RECORDS PROVIDED:
━━━━━━━━
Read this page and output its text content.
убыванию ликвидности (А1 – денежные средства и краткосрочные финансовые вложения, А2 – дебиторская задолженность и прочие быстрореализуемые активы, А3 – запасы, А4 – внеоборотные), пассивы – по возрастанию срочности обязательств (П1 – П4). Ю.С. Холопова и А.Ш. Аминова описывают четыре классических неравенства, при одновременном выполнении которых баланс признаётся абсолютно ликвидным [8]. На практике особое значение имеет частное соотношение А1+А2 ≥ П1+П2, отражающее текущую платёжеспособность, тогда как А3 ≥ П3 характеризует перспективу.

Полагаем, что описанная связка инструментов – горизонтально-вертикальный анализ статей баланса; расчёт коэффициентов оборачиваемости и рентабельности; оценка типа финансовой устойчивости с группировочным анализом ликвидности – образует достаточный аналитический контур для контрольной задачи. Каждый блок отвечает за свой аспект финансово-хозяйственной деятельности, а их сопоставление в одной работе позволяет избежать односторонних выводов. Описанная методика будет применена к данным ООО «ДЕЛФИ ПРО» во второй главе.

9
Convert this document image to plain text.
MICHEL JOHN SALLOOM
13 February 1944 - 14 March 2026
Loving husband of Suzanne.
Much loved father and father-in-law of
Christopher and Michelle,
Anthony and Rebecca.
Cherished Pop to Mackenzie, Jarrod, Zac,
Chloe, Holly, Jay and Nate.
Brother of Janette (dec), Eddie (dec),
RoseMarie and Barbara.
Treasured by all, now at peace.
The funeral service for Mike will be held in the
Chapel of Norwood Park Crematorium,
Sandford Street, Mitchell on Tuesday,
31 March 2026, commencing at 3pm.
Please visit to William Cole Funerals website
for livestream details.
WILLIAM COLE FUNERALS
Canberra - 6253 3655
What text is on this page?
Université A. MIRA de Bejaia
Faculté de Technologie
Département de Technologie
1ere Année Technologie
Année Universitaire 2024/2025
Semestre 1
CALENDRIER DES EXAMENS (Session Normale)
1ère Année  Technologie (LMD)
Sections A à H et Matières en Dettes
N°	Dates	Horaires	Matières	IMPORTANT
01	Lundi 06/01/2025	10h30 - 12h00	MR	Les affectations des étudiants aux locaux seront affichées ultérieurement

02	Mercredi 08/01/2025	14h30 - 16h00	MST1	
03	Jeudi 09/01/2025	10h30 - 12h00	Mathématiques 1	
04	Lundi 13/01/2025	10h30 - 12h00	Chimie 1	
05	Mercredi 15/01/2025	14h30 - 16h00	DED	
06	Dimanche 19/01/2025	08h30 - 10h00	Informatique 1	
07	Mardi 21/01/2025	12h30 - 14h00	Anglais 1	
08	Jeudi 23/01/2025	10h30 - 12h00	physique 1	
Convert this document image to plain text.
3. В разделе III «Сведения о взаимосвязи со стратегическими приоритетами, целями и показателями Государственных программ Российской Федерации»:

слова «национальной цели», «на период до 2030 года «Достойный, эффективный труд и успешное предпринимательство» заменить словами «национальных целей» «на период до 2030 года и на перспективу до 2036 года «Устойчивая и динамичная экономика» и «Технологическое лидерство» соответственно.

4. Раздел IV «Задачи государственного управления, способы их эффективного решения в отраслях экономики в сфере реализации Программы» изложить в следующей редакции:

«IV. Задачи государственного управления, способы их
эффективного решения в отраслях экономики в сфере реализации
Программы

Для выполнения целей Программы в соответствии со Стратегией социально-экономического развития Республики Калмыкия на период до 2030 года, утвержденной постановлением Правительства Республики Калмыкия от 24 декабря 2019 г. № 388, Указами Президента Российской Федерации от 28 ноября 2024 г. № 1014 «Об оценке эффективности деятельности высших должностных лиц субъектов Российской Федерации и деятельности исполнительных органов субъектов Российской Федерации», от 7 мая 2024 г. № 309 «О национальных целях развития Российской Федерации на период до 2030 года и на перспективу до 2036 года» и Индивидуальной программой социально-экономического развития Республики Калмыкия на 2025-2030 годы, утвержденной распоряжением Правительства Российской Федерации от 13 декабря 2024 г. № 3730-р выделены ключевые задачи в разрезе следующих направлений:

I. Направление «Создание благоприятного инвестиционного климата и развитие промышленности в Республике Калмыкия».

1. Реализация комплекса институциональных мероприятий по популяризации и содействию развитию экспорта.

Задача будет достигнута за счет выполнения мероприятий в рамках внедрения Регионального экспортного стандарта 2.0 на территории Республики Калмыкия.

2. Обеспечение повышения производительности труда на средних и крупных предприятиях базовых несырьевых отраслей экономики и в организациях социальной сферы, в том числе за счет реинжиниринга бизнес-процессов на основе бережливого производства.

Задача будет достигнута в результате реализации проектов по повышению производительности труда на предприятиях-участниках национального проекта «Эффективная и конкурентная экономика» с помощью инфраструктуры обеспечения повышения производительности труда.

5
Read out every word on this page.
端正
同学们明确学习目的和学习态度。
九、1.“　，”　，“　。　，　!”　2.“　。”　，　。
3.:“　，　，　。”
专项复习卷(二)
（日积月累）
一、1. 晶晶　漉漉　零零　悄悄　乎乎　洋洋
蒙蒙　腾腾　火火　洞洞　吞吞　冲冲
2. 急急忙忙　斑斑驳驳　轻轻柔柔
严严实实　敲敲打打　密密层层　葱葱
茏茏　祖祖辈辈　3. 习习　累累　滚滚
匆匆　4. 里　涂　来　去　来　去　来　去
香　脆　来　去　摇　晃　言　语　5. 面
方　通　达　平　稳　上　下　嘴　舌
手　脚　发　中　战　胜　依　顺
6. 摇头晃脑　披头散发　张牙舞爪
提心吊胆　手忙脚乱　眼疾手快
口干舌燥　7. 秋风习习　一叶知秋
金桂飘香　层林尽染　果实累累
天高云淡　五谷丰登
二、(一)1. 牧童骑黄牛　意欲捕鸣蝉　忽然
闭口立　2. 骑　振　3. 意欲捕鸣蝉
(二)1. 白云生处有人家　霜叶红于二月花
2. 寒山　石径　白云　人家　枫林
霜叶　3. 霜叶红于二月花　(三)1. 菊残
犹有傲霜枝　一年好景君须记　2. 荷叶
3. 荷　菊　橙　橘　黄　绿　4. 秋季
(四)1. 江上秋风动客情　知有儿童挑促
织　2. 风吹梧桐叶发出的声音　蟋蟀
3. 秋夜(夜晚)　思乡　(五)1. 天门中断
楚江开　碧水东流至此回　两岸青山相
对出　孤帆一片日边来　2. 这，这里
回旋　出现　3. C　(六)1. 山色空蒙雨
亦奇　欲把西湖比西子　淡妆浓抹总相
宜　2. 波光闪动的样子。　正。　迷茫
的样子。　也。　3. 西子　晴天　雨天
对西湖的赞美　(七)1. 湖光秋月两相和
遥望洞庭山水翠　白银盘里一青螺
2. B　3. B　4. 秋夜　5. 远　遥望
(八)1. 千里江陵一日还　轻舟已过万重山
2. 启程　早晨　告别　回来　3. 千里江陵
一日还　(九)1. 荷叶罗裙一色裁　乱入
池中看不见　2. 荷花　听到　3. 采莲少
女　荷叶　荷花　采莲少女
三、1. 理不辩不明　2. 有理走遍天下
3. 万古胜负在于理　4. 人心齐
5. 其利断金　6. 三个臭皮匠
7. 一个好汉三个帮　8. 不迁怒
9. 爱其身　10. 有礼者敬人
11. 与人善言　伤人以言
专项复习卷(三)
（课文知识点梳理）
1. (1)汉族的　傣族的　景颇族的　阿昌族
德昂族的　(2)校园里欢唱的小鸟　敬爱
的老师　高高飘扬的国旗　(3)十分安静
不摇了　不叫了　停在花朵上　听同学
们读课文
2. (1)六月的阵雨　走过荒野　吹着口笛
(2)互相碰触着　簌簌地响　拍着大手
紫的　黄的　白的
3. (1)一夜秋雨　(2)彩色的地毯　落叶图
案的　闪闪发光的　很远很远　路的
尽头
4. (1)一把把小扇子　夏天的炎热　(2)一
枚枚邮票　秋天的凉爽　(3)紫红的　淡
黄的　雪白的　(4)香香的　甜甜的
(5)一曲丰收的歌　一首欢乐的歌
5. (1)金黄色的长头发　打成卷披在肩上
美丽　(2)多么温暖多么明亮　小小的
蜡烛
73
━━━━━━━━
YOUR GOAL: Identify and copy all lines with the word "достигнута".

FINAL ANSWER:
Задача будет достигнута за счет выполнения мероприятий в рамках внедрения Регионального экспортного стандарта 2.0 на территории Республики Калмыкия.
Задача будет достигнута в результате реализации проектов по повышению производительности труда на предприятиях-участниках национального проекта «Эффективная и конкурентная экономика» с помощью инфраструктуры обеспечения повышения производительности труда.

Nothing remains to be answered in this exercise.